» Requirement:
Every line below should come back exactly as written, though the pictures stay out.
= = = = = = =
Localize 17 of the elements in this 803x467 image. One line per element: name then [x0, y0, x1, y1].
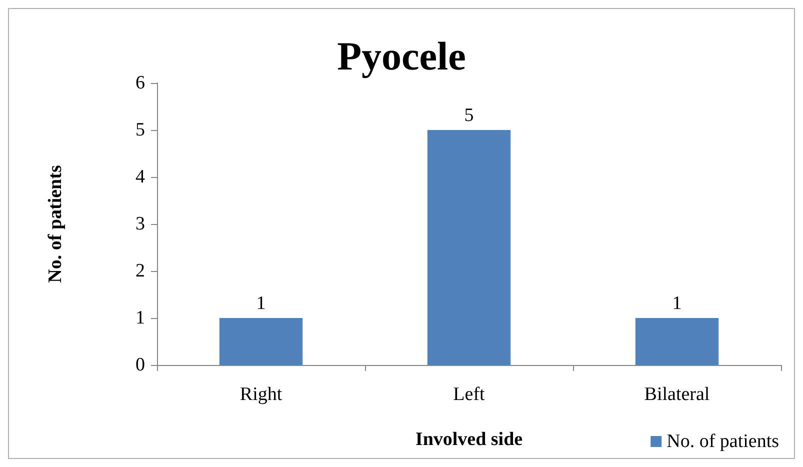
y-tick-label: 5	[136, 120, 145, 140]
chart-title: Pyocele	[337, 34, 466, 78]
legend-label: No. of patients	[666, 431, 780, 452]
y-tick-label: 0	[136, 354, 145, 376]
y-tick-label: 2	[136, 260, 145, 282]
data-label: 5	[464, 105, 474, 126]
y-tick-label: 6	[136, 72, 145, 94]
y-tick-label: 3	[136, 214, 145, 234]
data-label: 1	[672, 293, 682, 314]
y-tick-label: 1	[136, 308, 145, 328]
x-tick-label: Bilateral	[644, 384, 710, 405]
y-axis-title: No. of patients	[45, 165, 66, 283]
data-label: 1	[256, 293, 266, 314]
y-tick-label: 4	[136, 166, 146, 188]
x-tick-label: Right	[240, 384, 283, 405]
x-axis-title: Involved side	[415, 429, 523, 450]
x-tick-label: Left	[453, 384, 486, 405]
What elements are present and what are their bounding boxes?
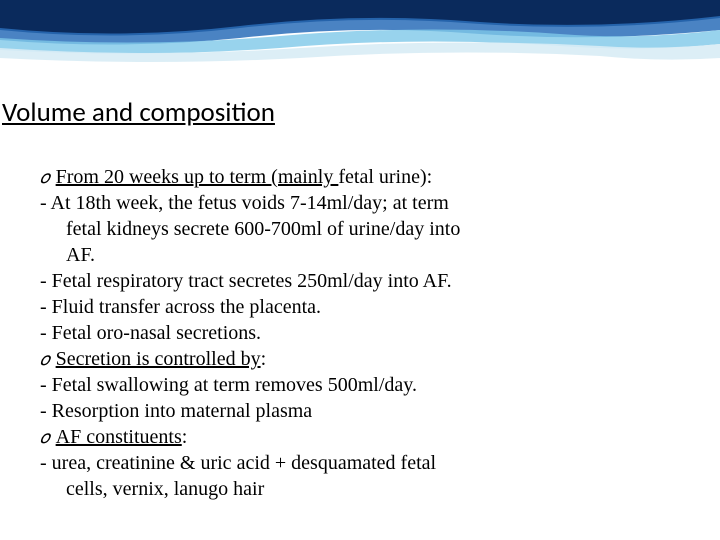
= = = = = = =
» Finished task:
Localize 17 of the elements in this 803x467 image. One line per element: name then [x0, y0, x1, y1].
y-tick-label: 5	[136, 120, 145, 140]
chart-title: Pyocele	[337, 34, 466, 78]
legend-label: No. of patients	[666, 431, 780, 452]
y-tick-label: 0	[136, 354, 145, 376]
y-tick-label: 2	[136, 260, 145, 282]
data-label: 5	[464, 105, 474, 126]
y-tick-label: 6	[136, 72, 145, 94]
y-tick-label: 3	[136, 214, 145, 234]
data-label: 1	[672, 293, 682, 314]
y-tick-label: 1	[136, 308, 145, 328]
x-tick-label: Bilateral	[644, 384, 710, 405]
y-axis-title: No. of patients	[45, 165, 66, 283]
data-label: 1	[256, 293, 266, 314]
y-tick-label: 4	[136, 166, 146, 188]
x-tick-label: Right	[240, 384, 283, 405]
x-axis-title: Involved side	[415, 429, 523, 450]
x-tick-label: Left	[453, 384, 486, 405]
What elements are present and what are their bounding boxes?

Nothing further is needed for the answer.